What you have to do: Each record below is to be copied word for word, with pictures removed.

Stored records:
______________________________

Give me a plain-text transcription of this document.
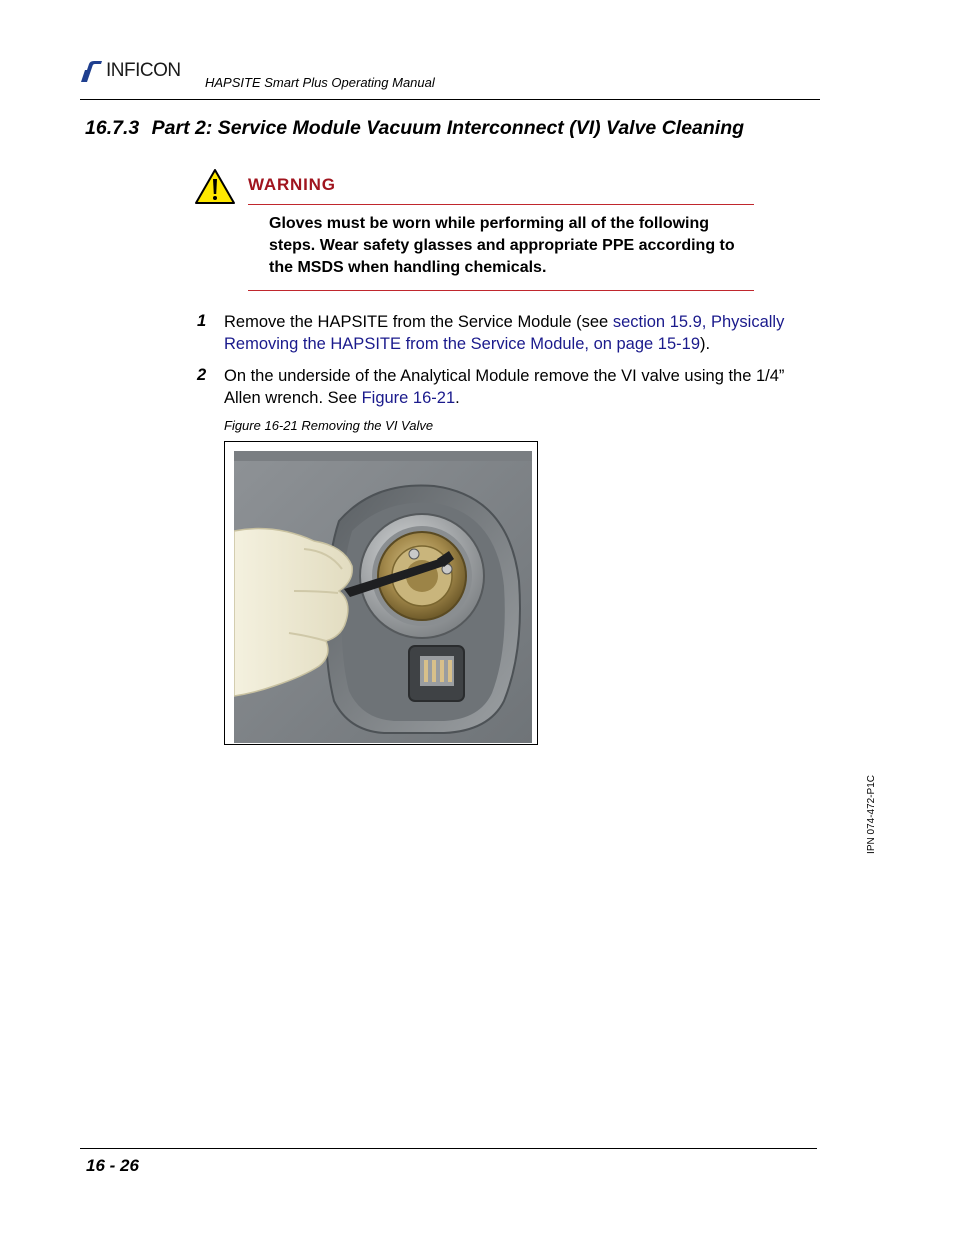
INFICON
HAPSITE Smart Plus Operating Manual
16.7.3 Part 2: Service Module Vacuum Interconnect (VI) Valve Cleaning
WARNING
Gloves must be worn while performing all of the following steps. Wear safety glasses and appropriate PPE according to the MSDS when handling chemicals.
1 Remove the HAPSITE from the Service Module (see section 15.9, Physically Removing the HAPSITE from the Service Module, on page 15-19).
2 On the underside of the Analytical Module remove the VI valve using the 1/4” Allen wrench. See Figure 16-21.
Figure 16-21 Removing the VI Valve
IPN 074-472-P1C
16 - 26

______________________________

Finished task:
Give me a plain-text transcription of this document.
INFICON
HAPSITE Smart Plus Operating Manual
16.7.3 Part 2: Service Module Vacuum Interconnect (VI) Valve Cleaning
WARNING
Gloves must be worn while performing all of the following steps. Wear safety glasses and appropriate PPE according to the MSDS when handling chemicals.
1 Remove the HAPSITE from the Service Module (see section 15.9, Physically Removing the HAPSITE from the Service Module, on page 15-19).
2 On the underside of the Analytical Module remove the VI valve using the 1/4” Allen wrench. See Figure 16-21.
Figure 16-21 Removing the VI Valve
IPN 074-472-P1C
16 - 26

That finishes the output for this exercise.